SHORT TASK: Among the entries below, find the lines with "оплату" and copy them.

··· SUPPLIED RECORDS

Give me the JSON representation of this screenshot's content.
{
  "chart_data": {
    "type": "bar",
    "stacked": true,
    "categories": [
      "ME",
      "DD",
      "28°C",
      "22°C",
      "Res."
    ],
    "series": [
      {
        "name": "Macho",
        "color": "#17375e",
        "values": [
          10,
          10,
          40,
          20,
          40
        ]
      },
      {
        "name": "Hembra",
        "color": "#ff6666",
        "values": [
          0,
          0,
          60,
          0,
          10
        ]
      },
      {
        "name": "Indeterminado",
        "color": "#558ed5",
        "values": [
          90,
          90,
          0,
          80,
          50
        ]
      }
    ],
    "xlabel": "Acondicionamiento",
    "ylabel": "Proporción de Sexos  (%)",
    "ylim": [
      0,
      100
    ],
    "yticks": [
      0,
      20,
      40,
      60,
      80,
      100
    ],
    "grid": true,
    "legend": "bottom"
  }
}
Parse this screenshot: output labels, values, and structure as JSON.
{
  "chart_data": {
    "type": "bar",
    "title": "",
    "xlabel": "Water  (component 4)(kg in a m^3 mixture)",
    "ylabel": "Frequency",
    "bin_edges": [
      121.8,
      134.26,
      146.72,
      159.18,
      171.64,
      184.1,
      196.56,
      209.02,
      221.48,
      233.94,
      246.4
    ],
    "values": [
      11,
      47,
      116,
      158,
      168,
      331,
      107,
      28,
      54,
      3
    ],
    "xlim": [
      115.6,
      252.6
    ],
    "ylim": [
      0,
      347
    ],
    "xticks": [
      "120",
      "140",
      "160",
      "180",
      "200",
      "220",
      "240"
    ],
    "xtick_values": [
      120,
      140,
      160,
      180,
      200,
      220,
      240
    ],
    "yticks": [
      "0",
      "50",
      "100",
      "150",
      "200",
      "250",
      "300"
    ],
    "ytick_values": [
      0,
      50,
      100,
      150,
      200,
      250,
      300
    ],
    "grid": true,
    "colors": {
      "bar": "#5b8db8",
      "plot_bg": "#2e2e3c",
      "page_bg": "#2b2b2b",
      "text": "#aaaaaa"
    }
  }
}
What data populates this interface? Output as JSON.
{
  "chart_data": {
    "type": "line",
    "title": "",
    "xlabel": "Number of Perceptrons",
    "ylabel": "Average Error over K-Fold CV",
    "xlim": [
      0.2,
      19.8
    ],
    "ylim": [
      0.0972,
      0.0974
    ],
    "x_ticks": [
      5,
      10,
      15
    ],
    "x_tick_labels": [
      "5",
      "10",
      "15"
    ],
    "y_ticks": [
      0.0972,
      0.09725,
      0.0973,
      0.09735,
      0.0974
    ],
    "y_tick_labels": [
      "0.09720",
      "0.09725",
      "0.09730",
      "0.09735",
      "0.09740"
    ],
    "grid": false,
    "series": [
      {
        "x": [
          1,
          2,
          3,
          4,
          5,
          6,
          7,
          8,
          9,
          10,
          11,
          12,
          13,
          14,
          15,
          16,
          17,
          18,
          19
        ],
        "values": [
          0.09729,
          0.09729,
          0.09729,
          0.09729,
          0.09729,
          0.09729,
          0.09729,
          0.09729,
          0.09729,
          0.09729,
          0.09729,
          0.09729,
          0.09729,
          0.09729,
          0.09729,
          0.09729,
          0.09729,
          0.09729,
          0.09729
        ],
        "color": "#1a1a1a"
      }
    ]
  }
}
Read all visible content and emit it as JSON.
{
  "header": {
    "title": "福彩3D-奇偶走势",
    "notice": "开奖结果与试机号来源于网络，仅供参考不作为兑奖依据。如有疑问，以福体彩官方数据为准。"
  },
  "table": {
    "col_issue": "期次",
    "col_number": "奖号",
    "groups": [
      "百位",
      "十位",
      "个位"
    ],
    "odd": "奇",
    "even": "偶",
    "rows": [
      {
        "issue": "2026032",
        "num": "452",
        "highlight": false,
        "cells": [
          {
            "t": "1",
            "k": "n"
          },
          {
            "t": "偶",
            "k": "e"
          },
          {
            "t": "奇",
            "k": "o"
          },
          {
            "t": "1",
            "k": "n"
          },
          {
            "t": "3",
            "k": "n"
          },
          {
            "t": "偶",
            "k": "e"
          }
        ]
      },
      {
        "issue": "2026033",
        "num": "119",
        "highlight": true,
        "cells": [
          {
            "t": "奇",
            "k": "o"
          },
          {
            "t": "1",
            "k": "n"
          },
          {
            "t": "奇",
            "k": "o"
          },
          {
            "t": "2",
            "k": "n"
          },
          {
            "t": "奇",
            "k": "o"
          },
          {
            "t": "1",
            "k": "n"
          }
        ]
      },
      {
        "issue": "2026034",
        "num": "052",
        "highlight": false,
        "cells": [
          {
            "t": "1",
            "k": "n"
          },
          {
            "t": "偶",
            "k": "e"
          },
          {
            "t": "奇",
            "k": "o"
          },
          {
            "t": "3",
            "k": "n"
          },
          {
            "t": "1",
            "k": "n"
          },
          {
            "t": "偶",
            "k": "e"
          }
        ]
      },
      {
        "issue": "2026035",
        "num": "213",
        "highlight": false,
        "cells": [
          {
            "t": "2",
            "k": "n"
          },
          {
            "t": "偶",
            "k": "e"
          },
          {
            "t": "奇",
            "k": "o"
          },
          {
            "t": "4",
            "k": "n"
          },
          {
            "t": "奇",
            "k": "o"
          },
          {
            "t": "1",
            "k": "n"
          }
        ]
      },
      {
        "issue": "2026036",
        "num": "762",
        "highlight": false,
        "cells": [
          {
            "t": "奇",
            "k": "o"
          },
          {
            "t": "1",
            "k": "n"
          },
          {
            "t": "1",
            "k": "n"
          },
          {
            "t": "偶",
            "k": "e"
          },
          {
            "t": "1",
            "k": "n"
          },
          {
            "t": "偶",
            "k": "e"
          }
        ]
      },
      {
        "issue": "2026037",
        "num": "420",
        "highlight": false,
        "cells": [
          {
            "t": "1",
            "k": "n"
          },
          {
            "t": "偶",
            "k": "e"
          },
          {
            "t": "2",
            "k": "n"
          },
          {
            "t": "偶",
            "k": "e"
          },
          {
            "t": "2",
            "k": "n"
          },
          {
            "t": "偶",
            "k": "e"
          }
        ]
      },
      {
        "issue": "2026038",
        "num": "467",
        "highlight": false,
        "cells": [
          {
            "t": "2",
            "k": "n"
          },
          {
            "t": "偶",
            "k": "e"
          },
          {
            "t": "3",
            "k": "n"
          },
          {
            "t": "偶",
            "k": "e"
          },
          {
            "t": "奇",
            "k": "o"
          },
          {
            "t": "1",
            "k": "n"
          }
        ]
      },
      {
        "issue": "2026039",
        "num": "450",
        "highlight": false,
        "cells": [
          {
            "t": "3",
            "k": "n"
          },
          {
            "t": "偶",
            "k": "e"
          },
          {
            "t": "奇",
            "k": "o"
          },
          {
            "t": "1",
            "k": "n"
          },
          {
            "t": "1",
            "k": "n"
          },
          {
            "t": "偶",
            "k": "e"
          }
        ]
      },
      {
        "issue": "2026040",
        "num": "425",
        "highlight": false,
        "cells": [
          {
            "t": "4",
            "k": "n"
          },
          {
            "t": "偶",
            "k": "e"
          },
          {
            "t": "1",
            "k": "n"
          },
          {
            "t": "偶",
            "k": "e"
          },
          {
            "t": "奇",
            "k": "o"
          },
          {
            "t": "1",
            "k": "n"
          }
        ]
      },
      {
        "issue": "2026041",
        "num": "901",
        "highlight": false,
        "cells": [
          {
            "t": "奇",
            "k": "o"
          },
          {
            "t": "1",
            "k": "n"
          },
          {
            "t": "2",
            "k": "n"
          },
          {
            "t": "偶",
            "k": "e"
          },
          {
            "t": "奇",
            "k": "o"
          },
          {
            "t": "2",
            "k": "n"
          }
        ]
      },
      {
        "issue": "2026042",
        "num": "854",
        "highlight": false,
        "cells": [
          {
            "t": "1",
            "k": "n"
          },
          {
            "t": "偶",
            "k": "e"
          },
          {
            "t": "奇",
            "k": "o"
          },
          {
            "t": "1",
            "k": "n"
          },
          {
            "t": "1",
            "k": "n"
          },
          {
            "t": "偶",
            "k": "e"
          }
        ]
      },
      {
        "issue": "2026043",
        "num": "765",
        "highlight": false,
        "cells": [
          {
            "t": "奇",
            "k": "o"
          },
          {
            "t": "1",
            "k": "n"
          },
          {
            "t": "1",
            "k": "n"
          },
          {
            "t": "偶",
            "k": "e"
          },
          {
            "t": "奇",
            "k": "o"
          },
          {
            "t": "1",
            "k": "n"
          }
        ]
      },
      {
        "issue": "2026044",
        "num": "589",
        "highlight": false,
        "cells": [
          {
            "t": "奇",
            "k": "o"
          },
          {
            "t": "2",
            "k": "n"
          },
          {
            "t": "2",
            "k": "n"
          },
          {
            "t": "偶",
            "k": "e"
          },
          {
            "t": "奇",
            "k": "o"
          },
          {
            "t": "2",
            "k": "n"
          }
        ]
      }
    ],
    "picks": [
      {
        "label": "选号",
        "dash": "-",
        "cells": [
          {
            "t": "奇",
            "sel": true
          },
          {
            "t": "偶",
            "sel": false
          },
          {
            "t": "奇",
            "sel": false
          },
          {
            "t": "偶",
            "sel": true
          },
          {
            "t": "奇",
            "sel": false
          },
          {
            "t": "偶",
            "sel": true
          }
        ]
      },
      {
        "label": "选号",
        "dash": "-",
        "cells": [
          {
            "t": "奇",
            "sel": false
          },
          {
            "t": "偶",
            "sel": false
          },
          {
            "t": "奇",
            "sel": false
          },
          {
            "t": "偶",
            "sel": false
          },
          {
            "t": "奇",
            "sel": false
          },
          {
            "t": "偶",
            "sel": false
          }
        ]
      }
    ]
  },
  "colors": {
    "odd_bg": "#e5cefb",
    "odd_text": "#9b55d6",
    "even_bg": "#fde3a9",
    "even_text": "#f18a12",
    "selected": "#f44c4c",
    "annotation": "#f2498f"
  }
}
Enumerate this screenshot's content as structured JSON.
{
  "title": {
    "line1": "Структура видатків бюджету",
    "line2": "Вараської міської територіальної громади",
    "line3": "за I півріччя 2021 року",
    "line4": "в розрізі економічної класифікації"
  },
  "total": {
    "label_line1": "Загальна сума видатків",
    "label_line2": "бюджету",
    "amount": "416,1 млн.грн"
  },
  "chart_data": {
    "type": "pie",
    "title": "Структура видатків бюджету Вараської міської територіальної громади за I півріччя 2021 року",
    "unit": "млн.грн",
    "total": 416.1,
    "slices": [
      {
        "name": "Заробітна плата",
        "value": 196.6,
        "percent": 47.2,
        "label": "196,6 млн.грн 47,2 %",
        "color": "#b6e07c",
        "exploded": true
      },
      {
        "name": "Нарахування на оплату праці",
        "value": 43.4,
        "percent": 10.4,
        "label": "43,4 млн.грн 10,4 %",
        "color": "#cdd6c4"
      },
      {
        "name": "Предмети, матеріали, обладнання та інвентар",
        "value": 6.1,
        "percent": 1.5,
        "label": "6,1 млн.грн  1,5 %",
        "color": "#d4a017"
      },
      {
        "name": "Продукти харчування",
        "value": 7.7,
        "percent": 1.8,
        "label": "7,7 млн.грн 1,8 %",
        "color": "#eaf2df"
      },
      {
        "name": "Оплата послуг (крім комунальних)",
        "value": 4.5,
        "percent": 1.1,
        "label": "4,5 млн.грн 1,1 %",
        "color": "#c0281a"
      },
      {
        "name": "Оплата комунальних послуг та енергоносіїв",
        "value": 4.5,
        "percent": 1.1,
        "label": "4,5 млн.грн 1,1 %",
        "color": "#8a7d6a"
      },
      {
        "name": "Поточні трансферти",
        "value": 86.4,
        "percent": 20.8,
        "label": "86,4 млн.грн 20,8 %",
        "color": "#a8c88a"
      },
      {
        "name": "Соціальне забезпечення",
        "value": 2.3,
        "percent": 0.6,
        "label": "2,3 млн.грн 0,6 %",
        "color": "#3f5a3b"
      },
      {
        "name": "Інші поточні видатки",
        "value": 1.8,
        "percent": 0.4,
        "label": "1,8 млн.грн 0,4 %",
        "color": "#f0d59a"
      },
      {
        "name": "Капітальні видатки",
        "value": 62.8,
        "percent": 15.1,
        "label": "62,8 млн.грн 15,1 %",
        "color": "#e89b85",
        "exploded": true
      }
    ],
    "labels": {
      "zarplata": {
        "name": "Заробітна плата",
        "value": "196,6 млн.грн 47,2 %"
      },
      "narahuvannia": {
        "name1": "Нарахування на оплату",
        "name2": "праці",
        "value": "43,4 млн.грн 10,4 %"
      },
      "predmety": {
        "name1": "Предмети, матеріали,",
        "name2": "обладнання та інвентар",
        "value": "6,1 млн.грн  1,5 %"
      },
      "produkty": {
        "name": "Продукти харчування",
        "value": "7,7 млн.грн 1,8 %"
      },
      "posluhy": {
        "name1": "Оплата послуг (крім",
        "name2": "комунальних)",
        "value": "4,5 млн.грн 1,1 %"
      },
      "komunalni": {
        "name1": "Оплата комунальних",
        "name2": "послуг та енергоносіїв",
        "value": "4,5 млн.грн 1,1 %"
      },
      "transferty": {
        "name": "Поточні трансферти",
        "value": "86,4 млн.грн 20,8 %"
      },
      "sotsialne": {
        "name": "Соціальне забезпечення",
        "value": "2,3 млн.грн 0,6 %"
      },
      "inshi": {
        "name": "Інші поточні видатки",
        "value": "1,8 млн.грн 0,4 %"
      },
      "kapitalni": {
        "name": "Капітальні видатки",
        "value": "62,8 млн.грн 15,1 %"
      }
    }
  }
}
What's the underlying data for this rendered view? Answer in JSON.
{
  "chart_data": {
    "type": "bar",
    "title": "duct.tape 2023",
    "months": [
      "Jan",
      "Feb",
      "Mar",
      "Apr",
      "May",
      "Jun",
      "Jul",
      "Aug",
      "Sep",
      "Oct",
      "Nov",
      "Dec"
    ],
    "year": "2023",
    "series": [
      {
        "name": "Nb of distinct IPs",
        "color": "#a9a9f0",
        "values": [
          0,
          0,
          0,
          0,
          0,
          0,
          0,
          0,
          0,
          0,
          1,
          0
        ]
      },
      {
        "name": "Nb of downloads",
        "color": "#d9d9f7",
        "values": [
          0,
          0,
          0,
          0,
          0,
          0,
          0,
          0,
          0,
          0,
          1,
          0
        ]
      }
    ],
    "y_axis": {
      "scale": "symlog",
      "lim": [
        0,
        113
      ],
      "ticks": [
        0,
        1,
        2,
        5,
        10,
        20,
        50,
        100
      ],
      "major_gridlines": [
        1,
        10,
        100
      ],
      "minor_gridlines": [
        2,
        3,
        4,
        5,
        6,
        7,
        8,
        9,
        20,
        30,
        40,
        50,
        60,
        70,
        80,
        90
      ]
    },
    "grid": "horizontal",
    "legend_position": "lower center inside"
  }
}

······

SOLUTION TO THE PROBLEM:
        "name": "Нарахування на оплату праці",
        "name1": "Нарахування на оплату",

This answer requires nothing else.